■ Required work
Will you give the material below again, every line exactly as it is?

>> start

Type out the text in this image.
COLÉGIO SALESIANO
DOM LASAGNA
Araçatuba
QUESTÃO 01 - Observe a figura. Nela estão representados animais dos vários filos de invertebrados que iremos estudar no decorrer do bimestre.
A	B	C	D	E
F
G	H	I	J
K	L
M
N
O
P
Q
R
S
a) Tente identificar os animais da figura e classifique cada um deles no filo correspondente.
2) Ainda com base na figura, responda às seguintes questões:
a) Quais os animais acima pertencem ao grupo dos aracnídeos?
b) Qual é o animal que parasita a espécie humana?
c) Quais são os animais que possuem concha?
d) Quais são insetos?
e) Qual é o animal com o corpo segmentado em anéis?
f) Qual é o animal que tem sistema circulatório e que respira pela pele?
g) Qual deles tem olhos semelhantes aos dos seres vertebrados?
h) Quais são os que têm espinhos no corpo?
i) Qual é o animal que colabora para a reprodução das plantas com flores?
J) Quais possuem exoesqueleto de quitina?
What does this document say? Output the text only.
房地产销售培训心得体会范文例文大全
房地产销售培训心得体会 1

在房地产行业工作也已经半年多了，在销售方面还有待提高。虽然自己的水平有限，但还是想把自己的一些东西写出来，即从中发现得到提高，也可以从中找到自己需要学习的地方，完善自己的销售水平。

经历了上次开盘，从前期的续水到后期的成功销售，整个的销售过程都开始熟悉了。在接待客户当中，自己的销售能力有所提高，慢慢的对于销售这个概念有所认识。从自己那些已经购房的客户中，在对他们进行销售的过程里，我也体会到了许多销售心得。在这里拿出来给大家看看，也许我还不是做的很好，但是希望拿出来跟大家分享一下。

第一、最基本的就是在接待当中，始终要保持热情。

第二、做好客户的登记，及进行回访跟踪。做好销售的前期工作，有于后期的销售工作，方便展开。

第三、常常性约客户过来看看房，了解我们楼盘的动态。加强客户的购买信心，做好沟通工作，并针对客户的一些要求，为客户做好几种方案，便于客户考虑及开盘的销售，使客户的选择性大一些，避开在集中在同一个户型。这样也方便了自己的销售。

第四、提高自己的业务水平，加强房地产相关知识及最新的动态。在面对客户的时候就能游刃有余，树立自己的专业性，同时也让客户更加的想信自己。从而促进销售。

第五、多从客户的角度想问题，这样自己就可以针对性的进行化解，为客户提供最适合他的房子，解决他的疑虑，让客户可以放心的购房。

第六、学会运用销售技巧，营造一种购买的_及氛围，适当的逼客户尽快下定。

>> end

■ Task response
Type out the text in this image.
COLÉGIO SALESIANO
DOM LASAGNA
Araçatuba
QUESTÃO 01 - Observe a figura. Nela estão representados animais dos vários filos de invertebrados que iremos estudar no decorrer do bimestre.
A	B	C	D	E
F
G	H	I	J
K	L
M
N
O
P
Q
R
S
a) Tente identificar os animais da figura e classifique cada um deles no filo correspondente.
2) Ainda com base na figura, responda às seguintes questões:
a) Quais os animais acima pertencem ao grupo dos aracnídeos?
b) Qual é o animal que parasita a espécie humana?
c) Quais são os animais que possuem concha?
d) Quais são insetos?
e) Qual é o animal com o corpo segmentado em anéis?
f) Qual é o animal que tem sistema circulatório e que respira pela pele?
g) Qual deles tem olhos semelhantes aos dos seres vertebrados?
h) Quais são os que têm espinhos no corpo?
i) Qual é o animal que colabora para a reprodução das plantas com flores?
J) Quais possuem exoesqueleto de quitina?
What does this document say? Output the text only.
房地产销售培训心得体会范文例文大全
房地产销售培训心得体会 1

在房地产行业工作也已经半年多了，在销售方面还有待提高。虽然自己的水平有限，但还是想把自己的一些东西写出来，即从中发现得到提高，也可以从中找到自己需要学习的地方，完善自己的销售水平。

经历了上次开盘，从前期的续水到后期的成功销售，整个的销售过程都开始熟悉了。在接待客户当中，自己的销售能力有所提高，慢慢的对于销售这个概念有所认识。从自己那些已经购房的客户中，在对他们进行销售的过程里，我也体会到了许多销售心得。在这里拿出来给大家看看，也许我还不是做的很好，但是希望拿出来跟大家分享一下。

第一、最基本的就是在接待当中，始终要保持热情。

第二、做好客户的登记，及进行回访跟踪。做好销售的前期工作，有于后期的销售工作，方便展开。

第三、常常性约客户过来看看房，了解我们楼盘的动态。加强客户的购买信心，做好沟通工作，并针对客户的一些要求，为客户做好几种方案，便于客户考虑及开盘的销售，使客户的选择性大一些，避开在集中在同一个户型。这样也方便了自己的销售。

第四、提高自己的业务水平，加强房地产相关知识及最新的动态。在面对客户的时候就能游刃有余，树立自己的专业性，同时也让客户更加的想信自己。从而促进销售。

第五、多从客户的角度想问题，这样自己就可以针对性的进行化解，为客户提供最适合他的房子，解决他的疑虑，让客户可以放心的购房。

第六、学会运用销售技巧，营造一种购买的_及氛围，适当的逼客户尽快下定。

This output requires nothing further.